In recent years, concerns have grown over a rise in mental health problems in children and young people. The fact that this has happened during the same time period as the rise of social media, has led to questions being raised about the impact of the latter on young people’s wellbeing.

The Education Policy Institute set out to investigate what is known about the relationship between young people’s social media use and their well-being; this research was recently published in our June 2017 report: Social media and children’s mental health: a review of the evidence.

Extreme use

We found, not entirely unexpectedly, that young people in the UK are extensive users of social media. 94.8 per cent of 15 year olds in the UK used social media before or after school – slightly above the OECD average.

Children in the UK are going online at the age of six, younger than in many comparable countries, and first internet use is happening at an increasingly younger age. Extreme internet use is defined by the OECD as going online for more than six hours a day.

The OECD found that more than a third (37.3 per cent) of UK 15 year olds can be classed as extreme internet users at the weekend.

We also discovered, however, that moderate use of social media can be beneficial for young people. It helps them build positive relationships, find new friends with common interests, become engaged in their community, share creative projects and collaborate on homework. For those with mental health problems in particular, young people found social media a source of support, as they could access advice online and meet others experiencing similar problems.

Nevertheless, extreme use of the internet is associated with lower levels of life satisfaction and higher levels of common mental health problems. In 2015, the Office for National Statistics found that, while 12 per cent of children who spend no time social networking have symptoms of mental ill health, the figure rises to 27 per cent for those who are on the sites for three or more hours a day.

This does not, of course, prove that social media use causes mental health problems; it could equally be true that young people with conditions like depression are more likely to go online, or that something else (like a person’s background or their family environment) is linked to both high social media use and mental health difficulties.

# # # # #

## Exercise tasks
[1] List the things that the passage on social media and young people's mental health says moderate social media use helps young people do, as given in the sentence beginning "It helps them".
[2] In the passage on social media and young people's mental health, rename "OECD" as "Organization for Economic Co-operation and Development" starting with "Children in the" and going on through "at the weekend.", and give that part again.
Rely only on the passage on social media and young people's mental health.

(Dataset records)
# # # # #

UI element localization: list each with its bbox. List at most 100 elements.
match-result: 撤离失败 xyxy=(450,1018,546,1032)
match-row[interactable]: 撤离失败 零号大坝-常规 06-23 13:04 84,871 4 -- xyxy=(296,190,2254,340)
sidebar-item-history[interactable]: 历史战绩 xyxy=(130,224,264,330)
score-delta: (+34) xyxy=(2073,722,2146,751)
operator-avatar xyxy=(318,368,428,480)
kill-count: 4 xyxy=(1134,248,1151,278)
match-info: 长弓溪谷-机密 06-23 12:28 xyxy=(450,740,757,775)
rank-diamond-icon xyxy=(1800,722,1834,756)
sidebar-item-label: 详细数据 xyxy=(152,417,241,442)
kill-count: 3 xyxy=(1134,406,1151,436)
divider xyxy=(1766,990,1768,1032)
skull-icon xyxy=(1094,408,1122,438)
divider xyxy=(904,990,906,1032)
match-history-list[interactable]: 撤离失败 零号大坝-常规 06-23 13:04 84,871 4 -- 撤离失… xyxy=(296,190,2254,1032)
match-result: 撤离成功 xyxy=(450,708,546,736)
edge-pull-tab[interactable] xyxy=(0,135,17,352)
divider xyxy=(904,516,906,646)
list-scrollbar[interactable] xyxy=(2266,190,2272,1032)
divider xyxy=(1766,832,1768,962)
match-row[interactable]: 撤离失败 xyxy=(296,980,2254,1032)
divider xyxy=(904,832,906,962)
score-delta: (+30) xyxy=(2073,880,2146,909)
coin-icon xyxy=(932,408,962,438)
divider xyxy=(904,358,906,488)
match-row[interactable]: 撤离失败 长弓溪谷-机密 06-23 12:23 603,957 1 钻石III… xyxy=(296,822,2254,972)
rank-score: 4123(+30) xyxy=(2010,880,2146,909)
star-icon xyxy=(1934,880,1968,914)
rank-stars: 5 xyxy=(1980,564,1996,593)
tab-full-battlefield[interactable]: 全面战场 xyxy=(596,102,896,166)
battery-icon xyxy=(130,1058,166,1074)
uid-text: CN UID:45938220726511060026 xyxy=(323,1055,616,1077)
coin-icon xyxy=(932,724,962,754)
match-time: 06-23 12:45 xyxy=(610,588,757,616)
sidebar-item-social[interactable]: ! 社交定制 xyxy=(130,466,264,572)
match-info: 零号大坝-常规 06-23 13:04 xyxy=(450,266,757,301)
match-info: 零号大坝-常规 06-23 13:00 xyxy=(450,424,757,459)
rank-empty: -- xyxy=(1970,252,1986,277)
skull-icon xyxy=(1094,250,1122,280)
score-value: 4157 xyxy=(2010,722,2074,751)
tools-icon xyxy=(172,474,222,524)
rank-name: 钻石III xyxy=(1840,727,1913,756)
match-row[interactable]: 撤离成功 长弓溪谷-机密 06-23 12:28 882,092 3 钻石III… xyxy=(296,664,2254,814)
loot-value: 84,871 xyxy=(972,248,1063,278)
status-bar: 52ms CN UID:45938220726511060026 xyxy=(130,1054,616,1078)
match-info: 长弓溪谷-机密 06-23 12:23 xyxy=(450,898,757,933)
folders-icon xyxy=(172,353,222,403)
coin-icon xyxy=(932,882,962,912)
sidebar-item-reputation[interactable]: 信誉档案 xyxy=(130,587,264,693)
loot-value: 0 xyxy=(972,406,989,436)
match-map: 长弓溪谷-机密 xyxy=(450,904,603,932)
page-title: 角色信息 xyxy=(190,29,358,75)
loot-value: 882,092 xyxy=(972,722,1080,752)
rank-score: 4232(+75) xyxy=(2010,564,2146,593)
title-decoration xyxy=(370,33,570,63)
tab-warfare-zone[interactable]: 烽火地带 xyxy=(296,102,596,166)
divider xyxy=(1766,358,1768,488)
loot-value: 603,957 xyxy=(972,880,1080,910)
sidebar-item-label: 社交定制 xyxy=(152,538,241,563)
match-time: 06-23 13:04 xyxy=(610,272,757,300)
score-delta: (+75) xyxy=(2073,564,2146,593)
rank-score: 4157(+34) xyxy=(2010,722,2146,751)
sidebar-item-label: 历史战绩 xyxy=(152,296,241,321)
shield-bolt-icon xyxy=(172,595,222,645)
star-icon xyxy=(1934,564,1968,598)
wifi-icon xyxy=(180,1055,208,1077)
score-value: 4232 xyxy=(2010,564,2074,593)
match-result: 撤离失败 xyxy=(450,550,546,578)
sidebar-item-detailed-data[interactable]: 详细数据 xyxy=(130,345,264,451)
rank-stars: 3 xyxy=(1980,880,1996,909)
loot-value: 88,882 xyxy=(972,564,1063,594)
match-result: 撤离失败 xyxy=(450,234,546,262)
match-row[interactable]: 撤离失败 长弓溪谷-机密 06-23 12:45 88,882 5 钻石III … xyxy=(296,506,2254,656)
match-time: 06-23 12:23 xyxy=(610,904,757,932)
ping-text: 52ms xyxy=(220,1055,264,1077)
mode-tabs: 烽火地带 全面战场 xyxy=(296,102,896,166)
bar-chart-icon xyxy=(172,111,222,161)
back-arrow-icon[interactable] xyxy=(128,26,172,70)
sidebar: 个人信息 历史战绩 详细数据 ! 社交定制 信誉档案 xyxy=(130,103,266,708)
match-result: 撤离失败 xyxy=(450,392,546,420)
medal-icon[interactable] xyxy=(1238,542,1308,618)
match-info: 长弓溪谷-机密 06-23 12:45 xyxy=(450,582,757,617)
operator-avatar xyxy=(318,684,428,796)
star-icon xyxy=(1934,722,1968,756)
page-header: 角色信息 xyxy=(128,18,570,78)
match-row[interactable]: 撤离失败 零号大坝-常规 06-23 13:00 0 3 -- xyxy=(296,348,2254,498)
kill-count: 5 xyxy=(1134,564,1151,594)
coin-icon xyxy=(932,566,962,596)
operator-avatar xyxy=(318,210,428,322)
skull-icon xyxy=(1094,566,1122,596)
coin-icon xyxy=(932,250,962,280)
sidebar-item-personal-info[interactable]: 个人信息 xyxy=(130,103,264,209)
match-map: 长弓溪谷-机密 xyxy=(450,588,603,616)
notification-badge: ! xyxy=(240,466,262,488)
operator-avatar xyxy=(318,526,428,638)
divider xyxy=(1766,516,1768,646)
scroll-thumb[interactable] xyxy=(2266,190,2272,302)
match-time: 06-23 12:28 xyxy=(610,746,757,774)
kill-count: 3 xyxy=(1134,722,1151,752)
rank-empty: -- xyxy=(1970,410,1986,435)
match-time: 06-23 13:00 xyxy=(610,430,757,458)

# # # # #

## Responses per task
[1]
- Build positive relationships
- Find new friends with common interests
- Become engaged in their community
- Share creative projects
- Collaborate on homework

[2]
Children in the UK are going online at the age of six, younger than in many comparable countries, and first internet use is happening at an increasingly younger age. Extreme internet use is defined by the Organization for Economic Co-operation and Development as going online for more than six hours a day.

The Organization for Economic Co-operation and Development found that more than a third (37.3 per cent) of UK 15 year olds can be classed as extreme internet users at the weekend.